Data records ▸
━━━━━━━━━━━━━━━━━━━━━━━━━━━━━━
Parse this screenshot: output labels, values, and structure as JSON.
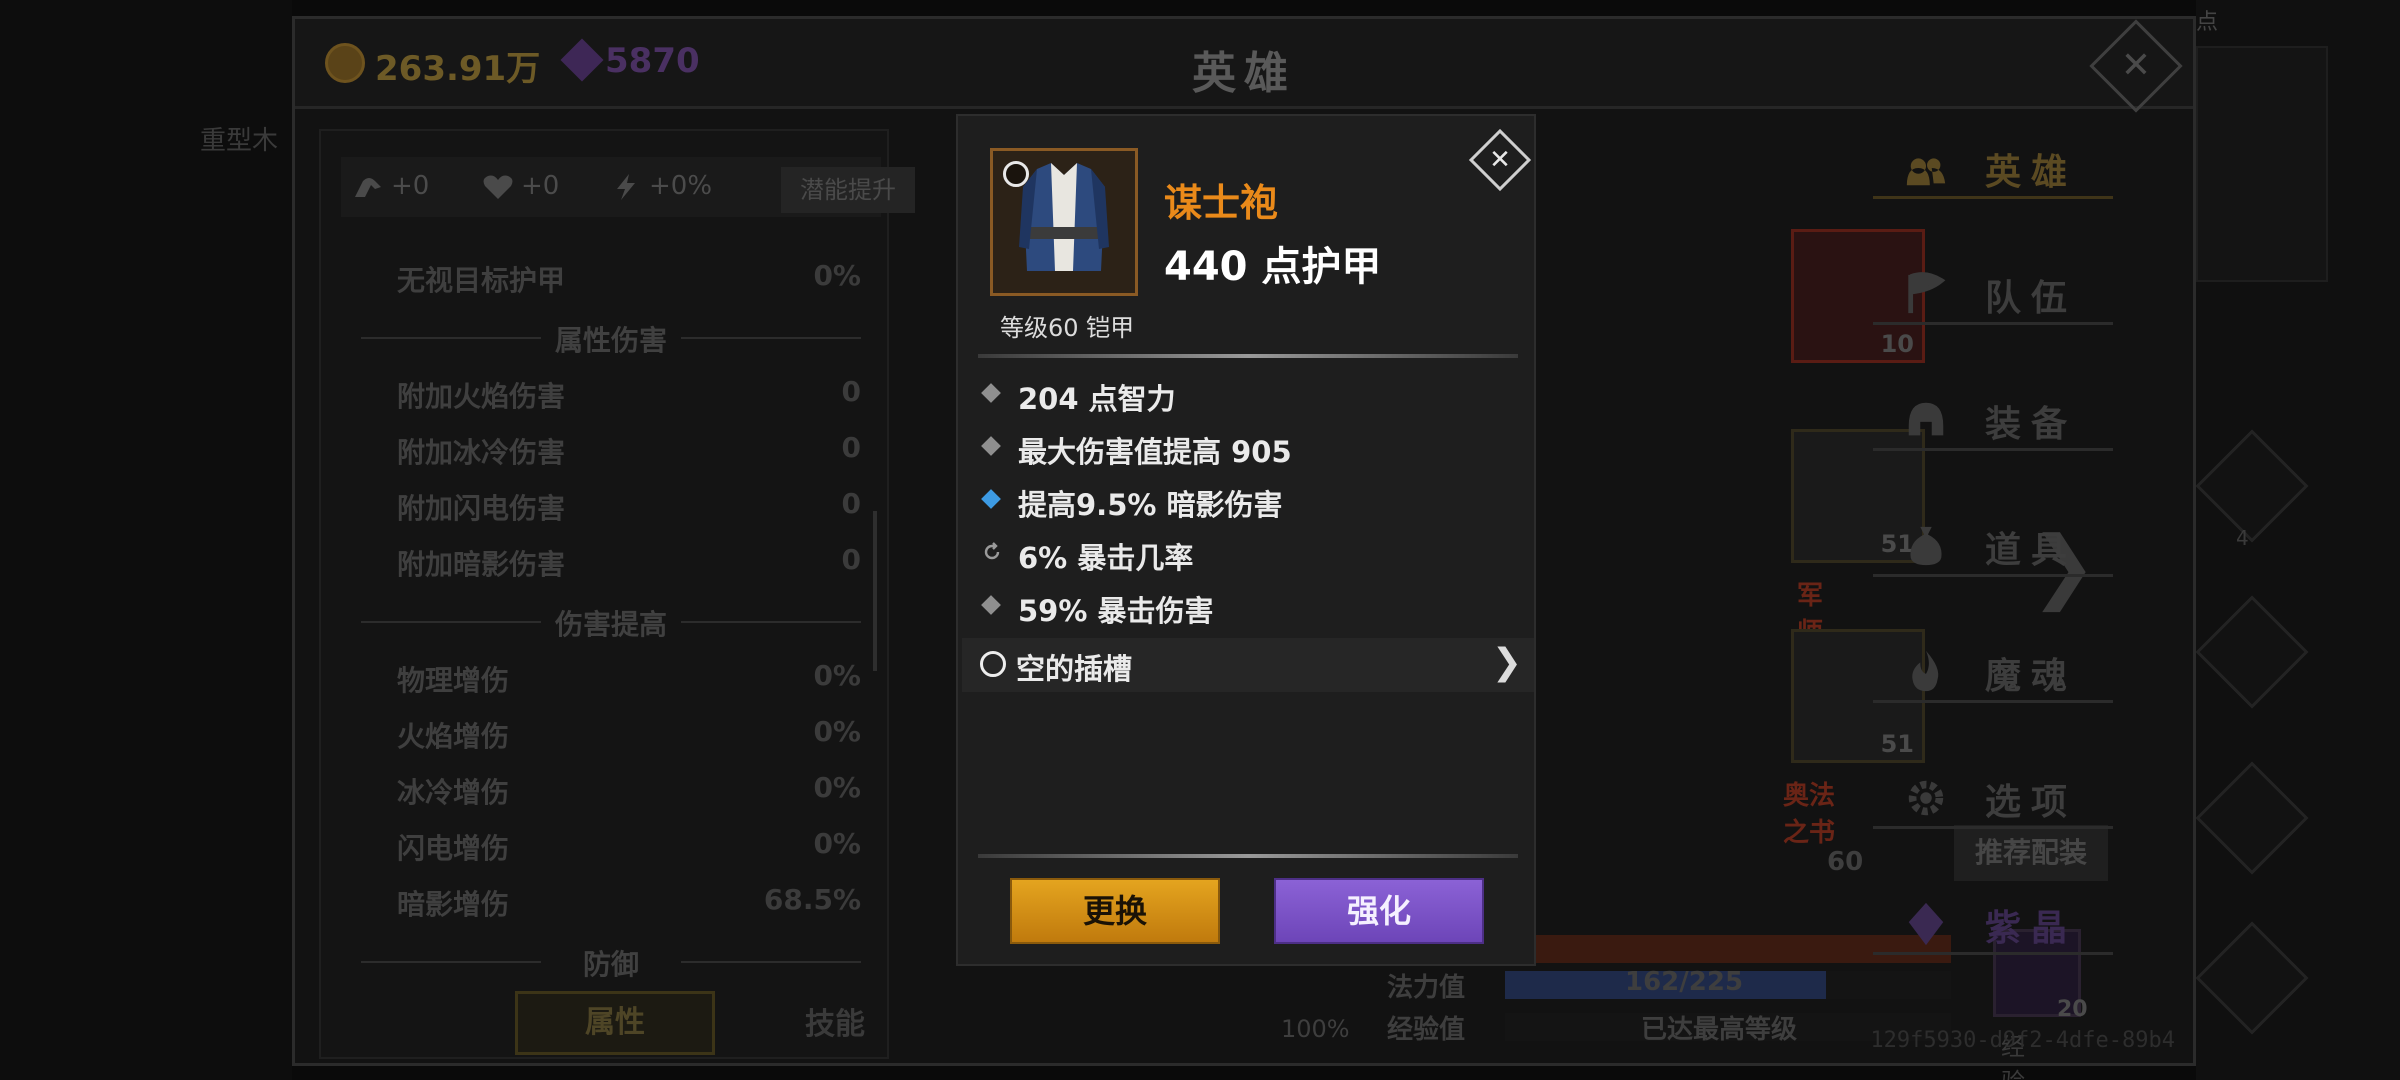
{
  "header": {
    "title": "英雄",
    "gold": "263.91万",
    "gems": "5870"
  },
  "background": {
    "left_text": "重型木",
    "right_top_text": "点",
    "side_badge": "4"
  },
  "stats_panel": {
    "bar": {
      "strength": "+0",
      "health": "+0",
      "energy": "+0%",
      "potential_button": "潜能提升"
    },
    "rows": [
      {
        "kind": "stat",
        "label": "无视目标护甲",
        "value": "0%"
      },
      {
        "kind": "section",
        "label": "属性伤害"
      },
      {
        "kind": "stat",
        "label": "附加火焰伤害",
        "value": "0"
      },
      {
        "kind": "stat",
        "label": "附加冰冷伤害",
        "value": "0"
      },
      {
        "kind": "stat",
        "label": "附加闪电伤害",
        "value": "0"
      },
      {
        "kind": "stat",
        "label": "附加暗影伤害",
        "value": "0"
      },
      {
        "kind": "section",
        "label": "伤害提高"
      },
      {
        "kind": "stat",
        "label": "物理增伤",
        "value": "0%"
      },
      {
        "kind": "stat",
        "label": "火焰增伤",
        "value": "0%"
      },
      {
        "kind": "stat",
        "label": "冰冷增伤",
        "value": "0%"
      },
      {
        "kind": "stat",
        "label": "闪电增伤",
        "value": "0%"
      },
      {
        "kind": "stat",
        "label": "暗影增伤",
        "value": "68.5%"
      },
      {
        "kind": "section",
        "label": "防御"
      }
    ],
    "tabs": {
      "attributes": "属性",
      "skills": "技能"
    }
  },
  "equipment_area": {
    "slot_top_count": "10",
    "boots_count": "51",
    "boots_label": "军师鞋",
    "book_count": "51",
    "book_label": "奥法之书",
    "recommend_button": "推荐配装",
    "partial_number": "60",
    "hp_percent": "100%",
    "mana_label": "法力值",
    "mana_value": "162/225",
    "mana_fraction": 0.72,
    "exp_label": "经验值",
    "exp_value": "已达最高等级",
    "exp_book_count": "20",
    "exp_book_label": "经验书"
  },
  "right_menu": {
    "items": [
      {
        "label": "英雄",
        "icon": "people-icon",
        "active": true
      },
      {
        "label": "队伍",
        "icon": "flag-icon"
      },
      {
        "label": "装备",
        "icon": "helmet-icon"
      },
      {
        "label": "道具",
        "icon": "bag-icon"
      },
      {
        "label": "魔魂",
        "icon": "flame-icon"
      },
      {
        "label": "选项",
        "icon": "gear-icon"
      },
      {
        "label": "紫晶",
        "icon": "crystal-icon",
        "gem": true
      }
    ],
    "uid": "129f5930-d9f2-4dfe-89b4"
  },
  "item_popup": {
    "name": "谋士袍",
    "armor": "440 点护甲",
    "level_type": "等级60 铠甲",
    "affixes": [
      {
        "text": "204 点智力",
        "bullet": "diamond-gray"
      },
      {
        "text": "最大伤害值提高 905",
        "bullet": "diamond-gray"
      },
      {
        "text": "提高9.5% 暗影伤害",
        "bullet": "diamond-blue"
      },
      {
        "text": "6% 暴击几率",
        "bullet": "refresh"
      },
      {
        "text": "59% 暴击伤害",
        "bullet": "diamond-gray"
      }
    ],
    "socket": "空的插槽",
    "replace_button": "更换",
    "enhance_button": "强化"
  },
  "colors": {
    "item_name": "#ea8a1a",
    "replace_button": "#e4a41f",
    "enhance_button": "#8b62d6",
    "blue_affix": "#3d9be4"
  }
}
━━━━━━━━━━━━━━━━━━━━━━━━━━━━━━
Leaving aside the images, write out the entries above word for word.

WRITTEN RESPONSE ▸
Parse this screenshot: output labels, values, and structure as JSON.
{
  "header": {
    "title": "英雄",
    "gold": "263.91万",
    "gems": "5870"
  },
  "background": {
    "left_text": "重型木",
    "right_top_text": "点",
    "side_badge": "4"
  },
  "stats_panel": {
    "bar": {
      "strength": "+0",
      "health": "+0",
      "energy": "+0%",
      "potential_button": "潜能提升"
    },
    "rows": [
      {
        "kind": "stat",
        "label": "无视目标护甲",
        "value": "0%"
      },
      {
        "kind": "section",
        "label": "属性伤害"
      },
      {
        "kind": "stat",
        "label": "附加火焰伤害",
        "value": "0"
      },
      {
        "kind": "stat",
        "label": "附加冰冷伤害",
        "value": "0"
      },
      {
        "kind": "stat",
        "label": "附加闪电伤害",
        "value": "0"
      },
      {
        "kind": "stat",
        "label": "附加暗影伤害",
        "value": "0"
      },
      {
        "kind": "section",
        "label": "伤害提高"
      },
      {
        "kind": "stat",
        "label": "物理增伤",
        "value": "0%"
      },
      {
        "kind": "stat",
        "label": "火焰增伤",
        "value": "0%"
      },
      {
        "kind": "stat",
        "label": "冰冷增伤",
        "value": "0%"
      },
      {
        "kind": "stat",
        "label": "闪电增伤",
        "value": "0%"
      },
      {
        "kind": "stat",
        "label": "暗影增伤",
        "value": "68.5%"
      },
      {
        "kind": "section",
        "label": "防御"
      }
    ],
    "tabs": {
      "attributes": "属性",
      "skills": "技能"
    }
  },
  "equipment_area": {
    "slot_top_count": "10",
    "boots_count": "51",
    "boots_label": "军师鞋",
    "book_count": "51",
    "book_label": "奥法之书",
    "recommend_button": "推荐配装",
    "partial_number": "60",
    "hp_percent": "100%",
    "mana_label": "法力值",
    "mana_value": "162/225",
    "mana_fraction": 0.72,
    "exp_label": "经验值",
    "exp_value": "已达最高等级",
    "exp_book_count": "20",
    "exp_book_label": "经验书"
  },
  "right_menu": {
    "items": [
      {
        "label": "英雄",
        "icon": "people-icon",
        "active": true
      },
      {
        "label": "队伍",
        "icon": "flag-icon"
      },
      {
        "label": "装备",
        "icon": "helmet-icon"
      },
      {
        "label": "道具",
        "icon": "bag-icon"
      },
      {
        "label": "魔魂",
        "icon": "flame-icon"
      },
      {
        "label": "选项",
        "icon": "gear-icon"
      },
      {
        "label": "紫晶",
        "icon": "crystal-icon",
        "gem": true
      }
    ],
    "uid": "129f5930-d9f2-4dfe-89b4"
  },
  "item_popup": {
    "name": "谋士袍",
    "armor": "440 点护甲",
    "level_type": "等级60 铠甲",
    "affixes": [
      {
        "text": "204 点智力",
        "bullet": "diamond-gray"
      },
      {
        "text": "最大伤害值提高 905",
        "bullet": "diamond-gray"
      },
      {
        "text": "提高9.5% 暗影伤害",
        "bullet": "diamond-blue"
      },
      {
        "text": "6% 暴击几率",
        "bullet": "refresh"
      },
      {
        "text": "59% 暴击伤害",
        "bullet": "diamond-gray"
      }
    ],
    "socket": "空的插槽",
    "replace_button": "更换",
    "enhance_button": "强化"
  },
  "colors": {
    "item_name": "#ea8a1a",
    "replace_button": "#e4a41f",
    "enhance_button": "#8b62d6",
    "blue_affix": "#3d9be4"
  }
}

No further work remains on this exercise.